◆ **Yapılacaklar**
1. Unutulmaz filmler üzerine yazılmış metindeki her cümlenin ilk kelimesini metindeki sırasıyla yazın.
2. Unutulmaz filmler üzerine yazılmış metni son cümlesinden sonra gelecek şekilde sürdürün.

◆ **Seçilen Metin**
·····

Sinema sanatı için bir unutulmaz filmler listesi yapmanın sırası geldi. Yedinci sanat adı da verilen sinema, özellikle son 50 yıllık süreçte kaydettiği gelişim ile “unutulmaz filmler” kategorisinde de dikkat çekiyor. Sinemaya gösterilen ilgilinin ve yapılan yatırımların artması sonucunda da her yıl yüzlerce yeni film vizyona giriyor. Her yeni film izleyicilere yeni dünyaların kapısını aralasa da, izlemeye bir türlü doyamadığımız “unutulmaz filmler” kategorisindeki eserlerin izleyicisinde bıraktığı izlerin silinmesi pek de mümkün olmayan filmlerin de hakkını vermek gerekiyor.

·····

◆ **Kayıt Alıntıları**
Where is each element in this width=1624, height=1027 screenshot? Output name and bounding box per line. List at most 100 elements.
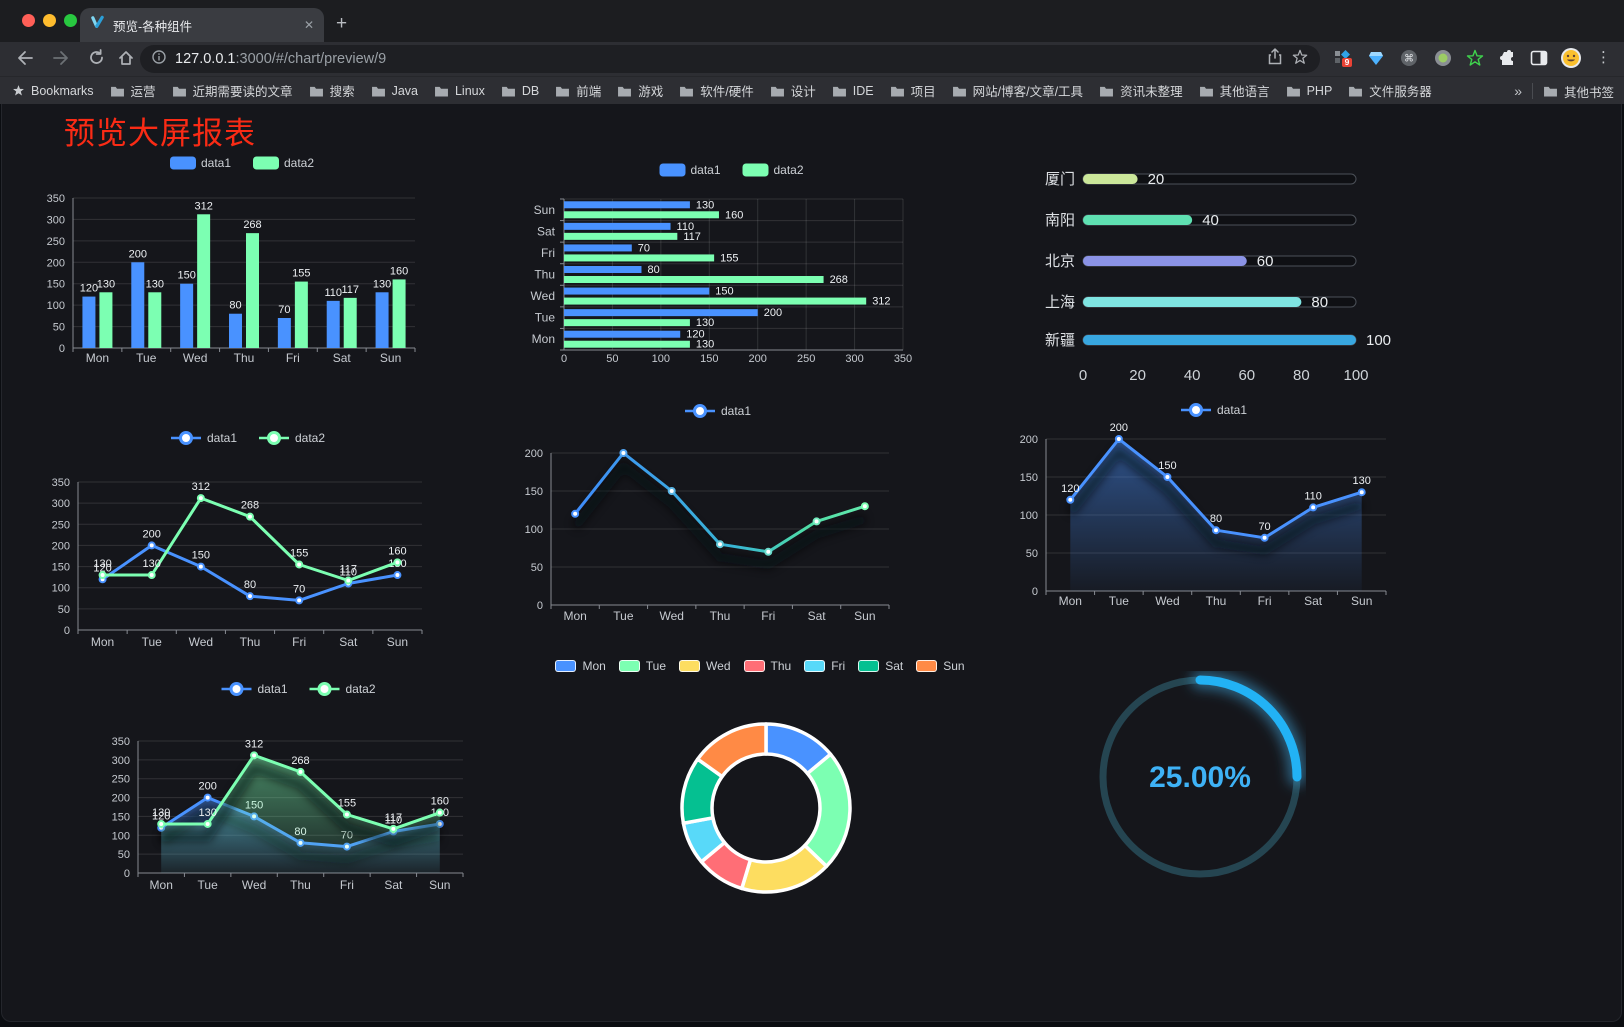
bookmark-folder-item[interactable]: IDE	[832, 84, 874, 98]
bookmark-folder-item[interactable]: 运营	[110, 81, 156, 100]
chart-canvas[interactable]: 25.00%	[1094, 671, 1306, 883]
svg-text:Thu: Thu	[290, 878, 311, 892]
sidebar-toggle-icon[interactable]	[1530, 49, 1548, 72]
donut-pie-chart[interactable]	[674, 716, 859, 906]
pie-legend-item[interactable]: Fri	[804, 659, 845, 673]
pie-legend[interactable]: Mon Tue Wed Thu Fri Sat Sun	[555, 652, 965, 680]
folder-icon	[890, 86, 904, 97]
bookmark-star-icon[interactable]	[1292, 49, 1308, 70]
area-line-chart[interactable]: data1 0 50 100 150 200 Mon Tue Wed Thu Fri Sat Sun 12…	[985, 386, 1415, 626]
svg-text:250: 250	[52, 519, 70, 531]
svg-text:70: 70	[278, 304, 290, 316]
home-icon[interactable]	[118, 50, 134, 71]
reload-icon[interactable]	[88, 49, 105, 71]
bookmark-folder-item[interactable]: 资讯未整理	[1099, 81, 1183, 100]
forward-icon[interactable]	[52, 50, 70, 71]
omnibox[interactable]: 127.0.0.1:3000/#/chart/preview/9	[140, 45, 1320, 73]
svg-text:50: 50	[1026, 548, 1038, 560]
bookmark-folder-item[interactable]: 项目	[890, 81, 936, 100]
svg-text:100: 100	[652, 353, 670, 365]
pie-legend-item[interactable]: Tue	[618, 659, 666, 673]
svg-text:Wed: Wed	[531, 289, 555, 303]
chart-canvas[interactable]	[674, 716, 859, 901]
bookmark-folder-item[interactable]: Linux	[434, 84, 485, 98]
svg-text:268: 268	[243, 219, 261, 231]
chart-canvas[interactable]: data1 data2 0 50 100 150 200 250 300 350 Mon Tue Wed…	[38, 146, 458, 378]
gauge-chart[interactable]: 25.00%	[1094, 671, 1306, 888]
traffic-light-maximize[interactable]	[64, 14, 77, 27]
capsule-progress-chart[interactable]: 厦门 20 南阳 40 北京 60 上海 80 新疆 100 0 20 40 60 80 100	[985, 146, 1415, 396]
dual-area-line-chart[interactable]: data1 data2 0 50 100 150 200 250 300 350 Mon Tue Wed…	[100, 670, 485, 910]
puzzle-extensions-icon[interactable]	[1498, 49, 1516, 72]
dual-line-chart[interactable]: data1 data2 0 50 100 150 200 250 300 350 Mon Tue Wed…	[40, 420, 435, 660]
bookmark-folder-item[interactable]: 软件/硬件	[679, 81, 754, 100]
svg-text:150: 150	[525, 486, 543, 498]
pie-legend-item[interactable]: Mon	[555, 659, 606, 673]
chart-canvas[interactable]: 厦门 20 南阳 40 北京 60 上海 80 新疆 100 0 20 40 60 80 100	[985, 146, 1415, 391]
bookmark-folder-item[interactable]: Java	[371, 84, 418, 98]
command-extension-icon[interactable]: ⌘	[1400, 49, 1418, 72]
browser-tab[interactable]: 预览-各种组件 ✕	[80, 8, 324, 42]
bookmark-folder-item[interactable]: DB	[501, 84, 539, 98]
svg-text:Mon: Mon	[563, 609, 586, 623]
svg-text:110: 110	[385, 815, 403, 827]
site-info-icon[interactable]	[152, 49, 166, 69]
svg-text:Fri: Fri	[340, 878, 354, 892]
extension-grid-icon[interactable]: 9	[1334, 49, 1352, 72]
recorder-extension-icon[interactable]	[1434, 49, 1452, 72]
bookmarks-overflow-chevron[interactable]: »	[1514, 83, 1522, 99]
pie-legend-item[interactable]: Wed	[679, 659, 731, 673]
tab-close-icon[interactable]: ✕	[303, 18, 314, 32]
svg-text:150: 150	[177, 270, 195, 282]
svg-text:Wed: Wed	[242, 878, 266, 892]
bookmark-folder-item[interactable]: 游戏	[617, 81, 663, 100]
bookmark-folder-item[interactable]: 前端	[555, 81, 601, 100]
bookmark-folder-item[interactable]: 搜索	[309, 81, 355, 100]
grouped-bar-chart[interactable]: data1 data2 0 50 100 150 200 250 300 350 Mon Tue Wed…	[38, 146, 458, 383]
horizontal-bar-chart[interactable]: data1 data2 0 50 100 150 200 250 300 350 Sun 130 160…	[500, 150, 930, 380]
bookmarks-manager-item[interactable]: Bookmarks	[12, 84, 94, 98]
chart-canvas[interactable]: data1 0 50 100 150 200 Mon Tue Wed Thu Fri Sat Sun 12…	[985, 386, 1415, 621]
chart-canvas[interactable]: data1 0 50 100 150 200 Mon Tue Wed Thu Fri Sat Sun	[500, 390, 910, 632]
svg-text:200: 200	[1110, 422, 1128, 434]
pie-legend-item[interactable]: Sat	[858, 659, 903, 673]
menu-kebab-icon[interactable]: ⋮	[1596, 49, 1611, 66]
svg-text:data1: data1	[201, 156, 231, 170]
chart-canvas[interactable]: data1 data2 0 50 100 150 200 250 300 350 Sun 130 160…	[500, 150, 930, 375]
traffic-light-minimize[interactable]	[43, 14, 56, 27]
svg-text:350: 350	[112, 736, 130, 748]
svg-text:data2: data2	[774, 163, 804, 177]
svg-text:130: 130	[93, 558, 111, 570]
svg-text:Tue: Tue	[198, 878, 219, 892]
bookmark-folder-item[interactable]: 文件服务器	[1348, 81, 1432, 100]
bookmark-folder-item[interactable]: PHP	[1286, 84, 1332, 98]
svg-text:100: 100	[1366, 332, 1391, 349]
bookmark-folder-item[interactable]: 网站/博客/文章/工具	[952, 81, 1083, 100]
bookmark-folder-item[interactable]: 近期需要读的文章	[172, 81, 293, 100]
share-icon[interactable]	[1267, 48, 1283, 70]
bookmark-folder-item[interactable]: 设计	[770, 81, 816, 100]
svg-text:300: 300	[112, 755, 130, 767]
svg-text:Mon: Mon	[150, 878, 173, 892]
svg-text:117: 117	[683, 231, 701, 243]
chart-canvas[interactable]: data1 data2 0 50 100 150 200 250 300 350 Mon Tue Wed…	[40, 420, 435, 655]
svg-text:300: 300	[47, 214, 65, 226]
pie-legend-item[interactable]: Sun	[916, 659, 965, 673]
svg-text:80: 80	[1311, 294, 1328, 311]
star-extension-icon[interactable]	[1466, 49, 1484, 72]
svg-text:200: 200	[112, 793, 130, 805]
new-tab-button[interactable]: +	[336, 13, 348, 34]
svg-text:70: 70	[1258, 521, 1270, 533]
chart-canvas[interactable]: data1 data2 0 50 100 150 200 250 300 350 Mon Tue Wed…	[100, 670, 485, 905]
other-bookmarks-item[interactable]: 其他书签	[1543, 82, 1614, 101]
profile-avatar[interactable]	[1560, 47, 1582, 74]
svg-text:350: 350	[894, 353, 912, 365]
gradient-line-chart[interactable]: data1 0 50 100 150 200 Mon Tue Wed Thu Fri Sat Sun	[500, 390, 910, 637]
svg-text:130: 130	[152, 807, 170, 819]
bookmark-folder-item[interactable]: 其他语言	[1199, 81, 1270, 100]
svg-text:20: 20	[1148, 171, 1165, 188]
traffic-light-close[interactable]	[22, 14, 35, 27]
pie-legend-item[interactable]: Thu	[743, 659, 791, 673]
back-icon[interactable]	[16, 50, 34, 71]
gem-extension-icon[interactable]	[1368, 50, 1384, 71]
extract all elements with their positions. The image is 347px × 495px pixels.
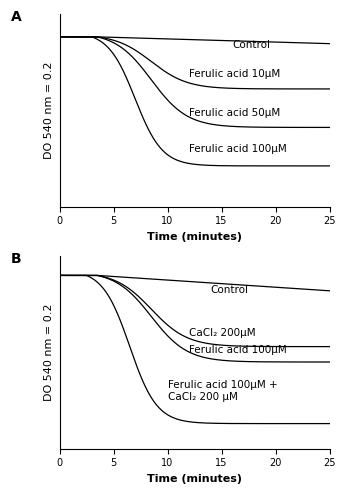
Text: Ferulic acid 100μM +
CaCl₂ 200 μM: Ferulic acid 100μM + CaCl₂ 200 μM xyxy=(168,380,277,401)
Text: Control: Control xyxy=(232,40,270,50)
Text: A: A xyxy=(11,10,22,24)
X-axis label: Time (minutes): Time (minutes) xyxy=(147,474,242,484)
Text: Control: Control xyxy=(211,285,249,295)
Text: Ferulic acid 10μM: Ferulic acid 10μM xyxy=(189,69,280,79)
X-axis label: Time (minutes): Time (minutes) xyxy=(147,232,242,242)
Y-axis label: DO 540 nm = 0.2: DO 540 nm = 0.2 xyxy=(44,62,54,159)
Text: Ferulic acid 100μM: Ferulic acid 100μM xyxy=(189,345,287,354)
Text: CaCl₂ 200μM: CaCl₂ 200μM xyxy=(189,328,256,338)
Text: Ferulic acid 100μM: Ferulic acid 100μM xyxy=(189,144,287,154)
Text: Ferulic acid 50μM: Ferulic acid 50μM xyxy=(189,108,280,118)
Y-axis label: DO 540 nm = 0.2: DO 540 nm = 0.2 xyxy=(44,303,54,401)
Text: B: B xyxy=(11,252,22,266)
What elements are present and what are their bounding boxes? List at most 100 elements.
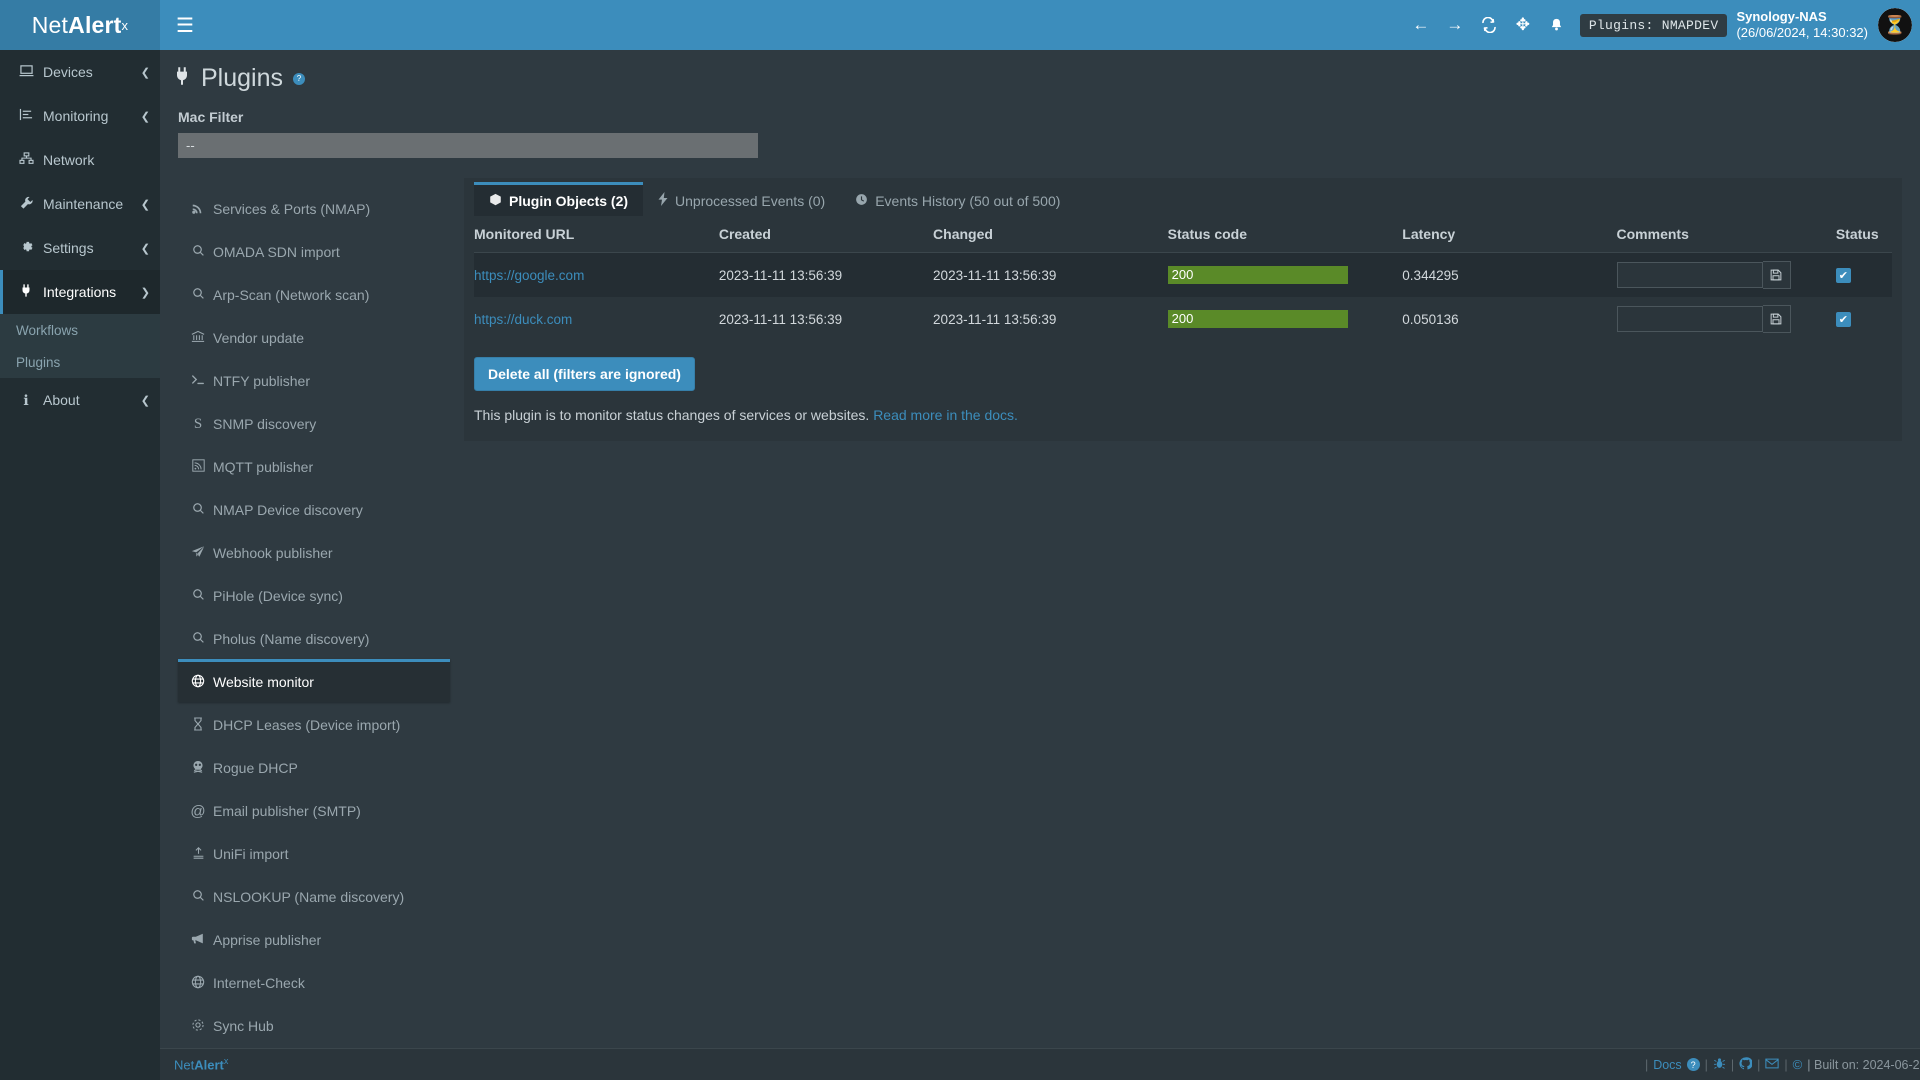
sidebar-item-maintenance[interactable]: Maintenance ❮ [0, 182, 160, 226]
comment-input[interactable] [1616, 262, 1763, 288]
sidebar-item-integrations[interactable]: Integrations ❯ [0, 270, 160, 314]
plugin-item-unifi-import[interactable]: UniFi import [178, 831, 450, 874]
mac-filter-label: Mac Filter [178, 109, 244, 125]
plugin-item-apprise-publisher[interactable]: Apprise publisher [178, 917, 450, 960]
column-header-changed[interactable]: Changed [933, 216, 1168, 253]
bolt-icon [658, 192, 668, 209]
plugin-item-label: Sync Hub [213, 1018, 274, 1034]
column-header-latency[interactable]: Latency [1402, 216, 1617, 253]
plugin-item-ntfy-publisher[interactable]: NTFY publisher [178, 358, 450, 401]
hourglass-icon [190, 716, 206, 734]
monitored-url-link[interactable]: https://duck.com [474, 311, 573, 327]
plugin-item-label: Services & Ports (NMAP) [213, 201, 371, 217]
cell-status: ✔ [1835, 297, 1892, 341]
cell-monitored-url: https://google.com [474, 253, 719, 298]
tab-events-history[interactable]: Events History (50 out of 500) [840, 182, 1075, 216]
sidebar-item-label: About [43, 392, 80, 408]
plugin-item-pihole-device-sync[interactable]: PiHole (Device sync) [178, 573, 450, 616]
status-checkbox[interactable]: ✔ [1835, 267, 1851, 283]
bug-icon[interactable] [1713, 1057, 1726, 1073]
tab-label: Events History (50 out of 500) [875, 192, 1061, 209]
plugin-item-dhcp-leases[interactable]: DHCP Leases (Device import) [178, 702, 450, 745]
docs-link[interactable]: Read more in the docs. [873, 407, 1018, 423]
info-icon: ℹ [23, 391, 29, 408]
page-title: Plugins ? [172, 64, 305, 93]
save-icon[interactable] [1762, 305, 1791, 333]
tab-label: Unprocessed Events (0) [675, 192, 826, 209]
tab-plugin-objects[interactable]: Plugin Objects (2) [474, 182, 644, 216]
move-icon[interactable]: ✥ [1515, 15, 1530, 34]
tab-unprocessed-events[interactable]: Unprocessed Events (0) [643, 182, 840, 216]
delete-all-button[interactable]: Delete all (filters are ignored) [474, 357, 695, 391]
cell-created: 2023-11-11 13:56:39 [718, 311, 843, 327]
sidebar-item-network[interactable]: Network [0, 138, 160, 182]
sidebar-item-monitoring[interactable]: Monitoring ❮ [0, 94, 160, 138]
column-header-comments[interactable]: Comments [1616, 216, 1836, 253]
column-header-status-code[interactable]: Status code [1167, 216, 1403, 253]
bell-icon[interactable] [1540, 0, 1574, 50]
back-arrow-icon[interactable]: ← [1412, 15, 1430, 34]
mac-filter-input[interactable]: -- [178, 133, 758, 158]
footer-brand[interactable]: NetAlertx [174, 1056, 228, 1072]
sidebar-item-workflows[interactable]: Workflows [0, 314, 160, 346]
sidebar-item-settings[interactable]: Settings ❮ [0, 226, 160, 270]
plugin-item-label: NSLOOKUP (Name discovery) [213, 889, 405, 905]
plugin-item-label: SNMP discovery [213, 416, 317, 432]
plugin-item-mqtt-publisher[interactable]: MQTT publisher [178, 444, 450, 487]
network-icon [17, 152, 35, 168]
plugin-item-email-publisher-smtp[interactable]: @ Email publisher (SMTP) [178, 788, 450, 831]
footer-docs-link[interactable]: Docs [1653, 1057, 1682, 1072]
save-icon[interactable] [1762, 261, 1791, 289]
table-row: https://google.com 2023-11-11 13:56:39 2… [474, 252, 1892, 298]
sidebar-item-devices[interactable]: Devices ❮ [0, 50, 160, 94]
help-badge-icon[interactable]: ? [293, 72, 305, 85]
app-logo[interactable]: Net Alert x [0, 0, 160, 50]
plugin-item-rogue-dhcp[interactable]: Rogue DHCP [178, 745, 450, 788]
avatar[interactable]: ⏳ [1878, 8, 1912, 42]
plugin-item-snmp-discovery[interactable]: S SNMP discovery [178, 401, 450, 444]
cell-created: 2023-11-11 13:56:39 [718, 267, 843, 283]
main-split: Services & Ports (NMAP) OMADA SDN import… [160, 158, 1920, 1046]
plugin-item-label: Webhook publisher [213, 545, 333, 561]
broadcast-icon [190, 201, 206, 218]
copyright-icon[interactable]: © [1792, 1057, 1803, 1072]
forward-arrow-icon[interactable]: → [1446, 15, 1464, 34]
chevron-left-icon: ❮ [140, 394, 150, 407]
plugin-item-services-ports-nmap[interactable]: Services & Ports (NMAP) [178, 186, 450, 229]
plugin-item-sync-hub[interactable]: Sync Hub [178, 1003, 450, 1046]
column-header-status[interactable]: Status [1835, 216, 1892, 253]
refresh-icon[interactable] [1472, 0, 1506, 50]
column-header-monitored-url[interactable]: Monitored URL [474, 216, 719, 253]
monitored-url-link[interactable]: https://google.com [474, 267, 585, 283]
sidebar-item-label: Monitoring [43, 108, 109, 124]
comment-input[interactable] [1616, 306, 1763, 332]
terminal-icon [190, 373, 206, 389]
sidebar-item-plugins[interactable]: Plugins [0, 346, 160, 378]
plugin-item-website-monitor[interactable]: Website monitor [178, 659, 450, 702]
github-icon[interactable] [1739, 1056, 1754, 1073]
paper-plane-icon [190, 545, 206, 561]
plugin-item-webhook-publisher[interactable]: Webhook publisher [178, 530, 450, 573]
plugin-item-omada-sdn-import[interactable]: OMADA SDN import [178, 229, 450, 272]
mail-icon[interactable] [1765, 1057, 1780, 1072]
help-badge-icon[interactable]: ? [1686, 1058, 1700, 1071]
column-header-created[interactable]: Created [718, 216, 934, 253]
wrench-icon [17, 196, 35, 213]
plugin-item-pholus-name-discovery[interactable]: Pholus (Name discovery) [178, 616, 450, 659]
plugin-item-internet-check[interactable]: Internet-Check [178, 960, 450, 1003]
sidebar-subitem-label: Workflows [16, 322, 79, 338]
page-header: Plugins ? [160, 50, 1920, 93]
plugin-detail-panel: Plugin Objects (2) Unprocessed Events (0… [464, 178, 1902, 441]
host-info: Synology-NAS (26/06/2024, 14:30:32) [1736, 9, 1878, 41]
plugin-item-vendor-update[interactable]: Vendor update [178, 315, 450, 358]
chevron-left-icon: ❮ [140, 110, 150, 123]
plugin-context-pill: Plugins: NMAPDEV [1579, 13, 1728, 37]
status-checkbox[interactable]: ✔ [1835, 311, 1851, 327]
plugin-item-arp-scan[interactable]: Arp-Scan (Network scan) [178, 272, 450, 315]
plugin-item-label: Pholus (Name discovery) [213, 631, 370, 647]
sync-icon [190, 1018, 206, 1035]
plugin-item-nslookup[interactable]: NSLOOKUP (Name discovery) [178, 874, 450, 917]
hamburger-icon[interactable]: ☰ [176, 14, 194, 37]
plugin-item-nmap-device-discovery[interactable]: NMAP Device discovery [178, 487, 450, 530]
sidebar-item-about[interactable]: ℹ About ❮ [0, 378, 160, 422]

·····

◆ **Görev Sonuçları**
1. Sinema, Yedinci, Sinemaya, Her

2.
Öyle “unutulmaz filmler” var ki, çekileli yıllar olmasına rağmen hem IMDb puanlarının yüksekliği hem de haklarında yapılan yorumlar sayesinde popülerlikleri asla azalmıyor. Kulaktan kulağa yayılan efsanelerden farklı olarak internetin ve sosyal medyanın da etkisi ile kolaylıkla sinema tutkunu yeni nesillerin izleme listelerindeki yerlerini alıveriyorlar. “Unutulmaz filmler” denilince hemen herkesin aklına gelen ve sinema tarihinin kilometre taşlarından olan başyapıtlar olsa da, herkesin bildiği üzere bu tarz listeler zaman zaman daha öznel bir hale bürünebiliyor. Sonuçta zevklerin farklılık gösterdiği ve trendlerin değiştiği günümüzde, “unutulmaz filmler” kategorisinde herkes için aynı filmlerin yer alması beklenemez.
Unutulmaz Filmler Listesi
Biz bu yazımızda izleyicilerin ve sinema eleştirmenlerinin ortak beğenisine sahip olan filmleri sizlerle paylaşıyoruz.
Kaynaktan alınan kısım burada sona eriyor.